▶ _Extract_

There is a tendency to ignore fees being charged, says Tripe, but they can add up significantly - he hears hard-luck stories of people paying $20 or $30 a month in bank fees.

"I think, get a grip of your life - look at what you're being charged fees for and sort it out."

People in this situation, Tripe says, are those who don't examine what fees they're being charged. There may be account types or packages that will change what they pay.

Massey University banking expert Claire Matthews says customers who are not on any special packages are likely to be paying about $200 a year on average. This is considerably more than the $60 Tripe says people should be paying.

Tripe advises people to review their bank statements.

If they approach their bank to find out what they can do to reduce their fees, they then have the basis for getting assistance.

"The biggest problem is that some people don't actually know what their bank fees are - they don't pay attention to what they're doing.

"There's a certain inertia that says, 'Is this a big problem in my life and can I do anything about it?"'

If you're worried about fees, says Tripe, do something about it. In many cases, this won't involve haggling, but investigating what product or combination is best suited to your needs.

The good news, says Godfrey Boyce, of KPMG Financial Services, is that in the past year major banks have adopted low-fee transaction accounts and low-interest rate credit cards to lure customers from competitors.

In part, he says this is a reaction to the fact previous banking "minnows", such as Kiwibank, TSB Bank and Rabobank, are now strong enough to be noticed by the major banks.

"Pressure from the smaller banks and the intense competition for customers has led the major banks to package deals to attract new customers," says Boyce.

"Now a customer with straightforward banking needs can have them met with a bank account with fixed annual fees of $60 and a credit card with a 12 per cent interest rate.

"Deals like this tap into the widespread suspicion and dissatisfaction with bank fees and credit card rates that are typically around 20 per cent."

Boyce says ANZ started the ball rolling in August with its Everyday account, which provides unlimited transactions for $5 a month, fol- lowed soon after by Kiwibank, BNZ, ASB and Westpac with their own versions.

BNZ's McNeill says its MyMoney account provides unlimited transactional banking for $5 per month.

Its TotalMoney product allows parents and children to help each other by pooling their funds to achieve better interest rates, or offsetting TotalMoney variable home loans to reduce the interest charged.

A monthly fee of $10 covers all transactions, email and text alerts and the set-up and amendment of automatic payments and bill payments online, on up to 10 accounts within a group. The accounts also pay credit interest with the rate calculated from the pooled balance of all the accounts in the group.

▶ _Source data_

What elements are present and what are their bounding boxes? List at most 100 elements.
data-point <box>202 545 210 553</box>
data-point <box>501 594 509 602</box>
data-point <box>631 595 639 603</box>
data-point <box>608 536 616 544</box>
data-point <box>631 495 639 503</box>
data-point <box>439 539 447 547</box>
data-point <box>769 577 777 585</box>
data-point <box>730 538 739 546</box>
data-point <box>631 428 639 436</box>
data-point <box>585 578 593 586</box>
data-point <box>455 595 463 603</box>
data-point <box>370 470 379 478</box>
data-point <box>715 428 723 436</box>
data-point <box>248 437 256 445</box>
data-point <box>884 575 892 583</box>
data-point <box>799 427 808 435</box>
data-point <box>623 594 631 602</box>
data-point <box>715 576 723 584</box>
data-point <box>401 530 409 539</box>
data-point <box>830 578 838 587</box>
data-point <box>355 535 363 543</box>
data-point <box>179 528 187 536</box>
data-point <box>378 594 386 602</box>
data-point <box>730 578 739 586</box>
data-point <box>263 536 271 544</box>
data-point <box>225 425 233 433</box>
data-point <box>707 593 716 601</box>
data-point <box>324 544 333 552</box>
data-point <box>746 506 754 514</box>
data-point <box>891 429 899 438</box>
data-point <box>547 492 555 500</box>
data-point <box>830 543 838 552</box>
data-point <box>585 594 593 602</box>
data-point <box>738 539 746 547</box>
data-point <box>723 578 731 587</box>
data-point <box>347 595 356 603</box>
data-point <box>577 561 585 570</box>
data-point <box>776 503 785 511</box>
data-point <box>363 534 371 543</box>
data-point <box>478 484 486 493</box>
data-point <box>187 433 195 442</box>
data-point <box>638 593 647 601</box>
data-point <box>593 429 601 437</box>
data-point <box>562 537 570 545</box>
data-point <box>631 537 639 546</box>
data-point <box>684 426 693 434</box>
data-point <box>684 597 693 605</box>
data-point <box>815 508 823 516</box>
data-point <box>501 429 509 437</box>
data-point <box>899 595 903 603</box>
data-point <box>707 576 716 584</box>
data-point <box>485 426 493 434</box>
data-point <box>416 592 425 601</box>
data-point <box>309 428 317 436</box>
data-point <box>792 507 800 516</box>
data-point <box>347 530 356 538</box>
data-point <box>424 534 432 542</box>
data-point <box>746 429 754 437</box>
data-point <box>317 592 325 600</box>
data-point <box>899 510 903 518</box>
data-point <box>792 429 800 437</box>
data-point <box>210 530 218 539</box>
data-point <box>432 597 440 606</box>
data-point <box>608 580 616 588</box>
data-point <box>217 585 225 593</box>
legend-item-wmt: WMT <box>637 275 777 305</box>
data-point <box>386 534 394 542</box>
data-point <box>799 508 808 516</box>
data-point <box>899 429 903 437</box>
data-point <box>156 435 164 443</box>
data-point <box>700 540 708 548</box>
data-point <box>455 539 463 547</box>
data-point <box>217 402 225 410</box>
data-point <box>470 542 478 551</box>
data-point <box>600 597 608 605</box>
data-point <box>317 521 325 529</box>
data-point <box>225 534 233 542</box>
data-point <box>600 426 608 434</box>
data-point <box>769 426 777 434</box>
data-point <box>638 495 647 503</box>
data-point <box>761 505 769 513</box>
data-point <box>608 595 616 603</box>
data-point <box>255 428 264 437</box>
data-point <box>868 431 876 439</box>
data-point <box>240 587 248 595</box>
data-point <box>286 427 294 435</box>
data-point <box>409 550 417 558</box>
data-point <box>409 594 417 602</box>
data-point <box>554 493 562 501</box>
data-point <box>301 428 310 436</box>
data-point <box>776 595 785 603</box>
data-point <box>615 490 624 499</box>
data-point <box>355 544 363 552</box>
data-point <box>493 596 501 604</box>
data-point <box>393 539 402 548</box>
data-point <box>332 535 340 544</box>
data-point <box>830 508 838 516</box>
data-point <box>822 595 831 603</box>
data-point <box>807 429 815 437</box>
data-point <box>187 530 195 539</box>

▶ _Problem to solve_
Reproduce, word for word, everything in the bank fees article from "There is a tendency" down to "what they pay.".

▶ _Solution for this exercise_
There is a tendency to ignore fees being charged, says Tripe, but they can add up significantly - he hears hard-luck stories of people paying $20 or $30 a month in bank fees.

"I think, get a grip of your life - look at what you're being charged fees for and sort it out."

People in this situation, Tripe says, are those who don't examine what fees they're being charged. There may be account types or packages that will change what they pay.